Exactly as they appear, output all of the records. Skip any images.
++++++++++
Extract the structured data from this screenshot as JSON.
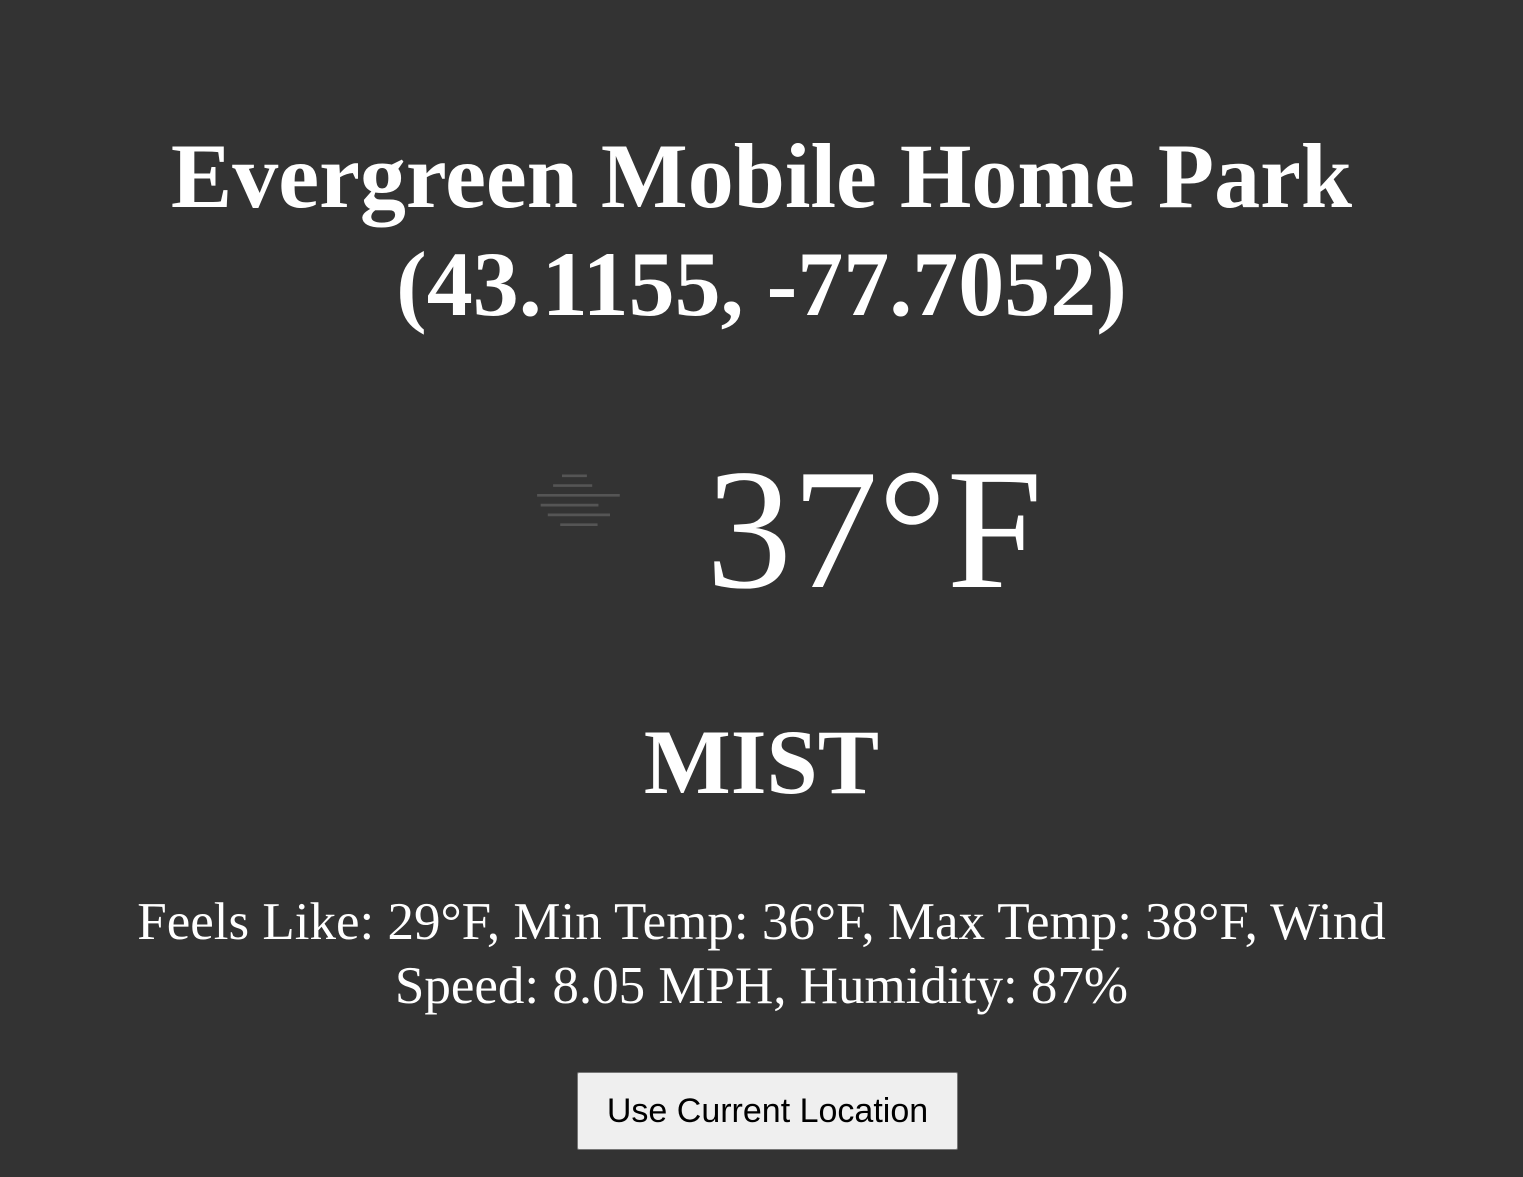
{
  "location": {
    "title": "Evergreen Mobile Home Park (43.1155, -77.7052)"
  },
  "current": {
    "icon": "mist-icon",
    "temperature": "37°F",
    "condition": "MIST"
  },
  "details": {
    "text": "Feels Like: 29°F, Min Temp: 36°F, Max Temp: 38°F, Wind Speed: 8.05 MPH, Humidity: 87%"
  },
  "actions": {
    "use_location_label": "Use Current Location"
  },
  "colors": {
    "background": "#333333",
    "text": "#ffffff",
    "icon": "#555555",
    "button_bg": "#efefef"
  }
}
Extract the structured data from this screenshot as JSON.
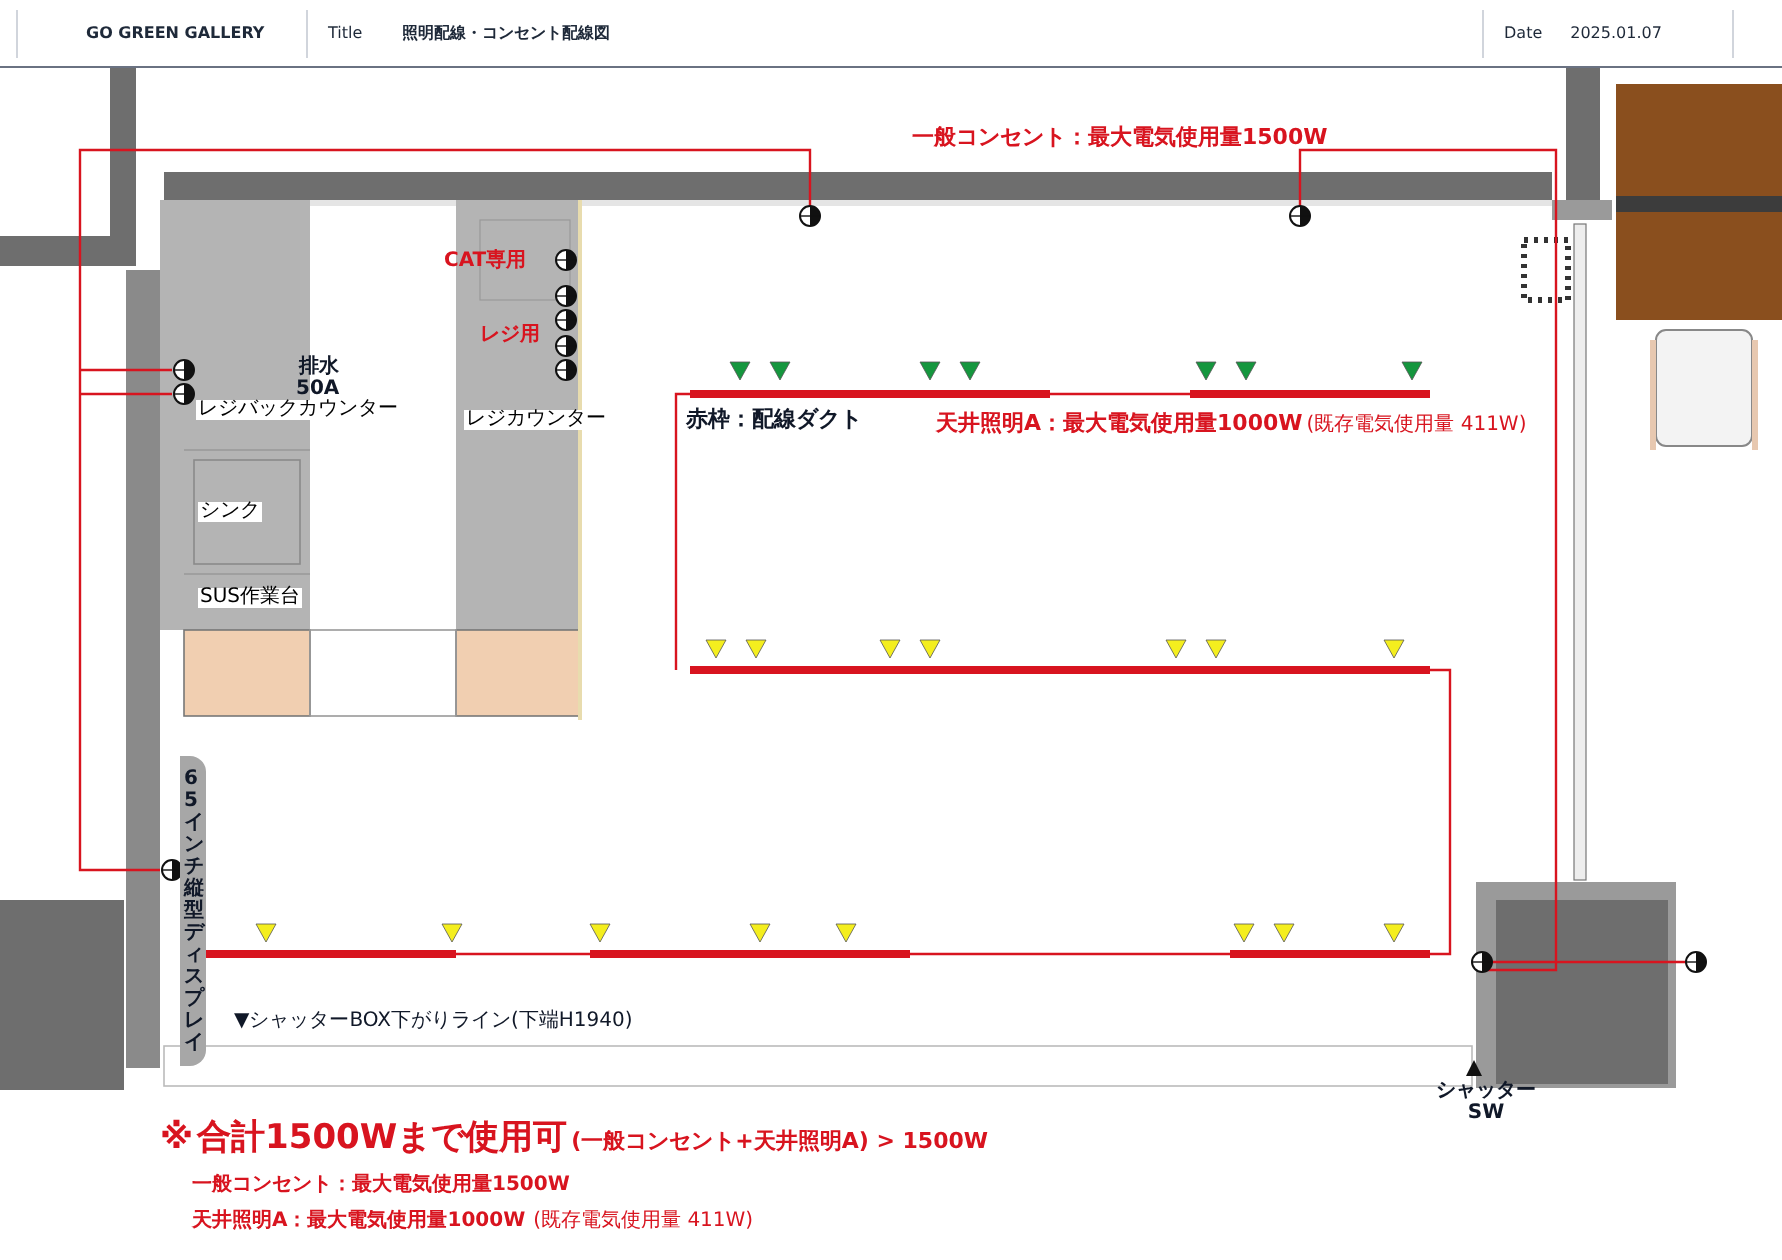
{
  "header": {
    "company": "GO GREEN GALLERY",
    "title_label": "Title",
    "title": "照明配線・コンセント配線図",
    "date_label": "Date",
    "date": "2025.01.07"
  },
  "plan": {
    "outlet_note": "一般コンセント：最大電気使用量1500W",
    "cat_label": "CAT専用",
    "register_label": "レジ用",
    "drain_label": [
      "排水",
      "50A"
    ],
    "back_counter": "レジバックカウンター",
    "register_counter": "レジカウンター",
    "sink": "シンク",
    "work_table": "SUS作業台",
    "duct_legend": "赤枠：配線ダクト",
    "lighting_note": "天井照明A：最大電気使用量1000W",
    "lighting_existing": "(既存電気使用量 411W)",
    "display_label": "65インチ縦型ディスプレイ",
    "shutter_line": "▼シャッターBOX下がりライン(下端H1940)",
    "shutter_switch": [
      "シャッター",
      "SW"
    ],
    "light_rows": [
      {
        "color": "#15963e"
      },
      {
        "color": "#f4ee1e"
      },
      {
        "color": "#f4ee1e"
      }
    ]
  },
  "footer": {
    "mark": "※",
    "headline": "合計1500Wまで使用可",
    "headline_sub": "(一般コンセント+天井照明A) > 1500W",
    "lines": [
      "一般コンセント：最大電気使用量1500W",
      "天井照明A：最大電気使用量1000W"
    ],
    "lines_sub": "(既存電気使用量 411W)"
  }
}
++++++++++
**Response**
Extract the structured data from this screenshot as JSON.
{
  "location": {
    "title": "Evergreen Mobile Home Park (43.1155, -77.7052)"
  },
  "current": {
    "icon": "mist-icon",
    "temperature": "37°F",
    "condition": "MIST"
  },
  "details": {
    "text": "Feels Like: 29°F, Min Temp: 36°F, Max Temp: 38°F, Wind Speed: 8.05 MPH, Humidity: 87%"
  },
  "actions": {
    "use_location_label": "Use Current Location"
  },
  "colors": {
    "background": "#333333",
    "text": "#ffffff",
    "icon": "#555555",
    "button_bg": "#efefef"
  }
}
Extract the structured data from this screenshot as JSON.
{
  "header": {
    "company": "GO GREEN GALLERY",
    "title_label": "Title",
    "title": "照明配線・コンセント配線図",
    "date_label": "Date",
    "date": "2025.01.07"
  },
  "plan": {
    "outlet_note": "一般コンセント：最大電気使用量1500W",
    "cat_label": "CAT専用",
    "register_label": "レジ用",
    "drain_label": [
      "排水",
      "50A"
    ],
    "back_counter": "レジバックカウンター",
    "register_counter": "レジカウンター",
    "sink": "シンク",
    "work_table": "SUS作業台",
    "duct_legend": "赤枠：配線ダクト",
    "lighting_note": "天井照明A：最大電気使用量1000W",
    "lighting_existing": "(既存電気使用量 411W)",
    "display_label": "65インチ縦型ディスプレイ",
    "shutter_line": "▼シャッターBOX下がりライン(下端H1940)",
    "shutter_switch": [
      "シャッター",
      "SW"
    ],
    "light_rows": [
      {
        "color": "#15963e"
      },
      {
        "color": "#f4ee1e"
      },
      {
        "color": "#f4ee1e"
      }
    ]
  },
  "footer": {
    "mark": "※",
    "headline": "合計1500Wまで使用可",
    "headline_sub": "(一般コンセント+天井照明A) > 1500W",
    "lines": [
      "一般コンセント：最大電気使用量1500W",
      "天井照明A：最大電気使用量1000W"
    ],
    "lines_sub": "(既存電気使用量 411W)"
  }
}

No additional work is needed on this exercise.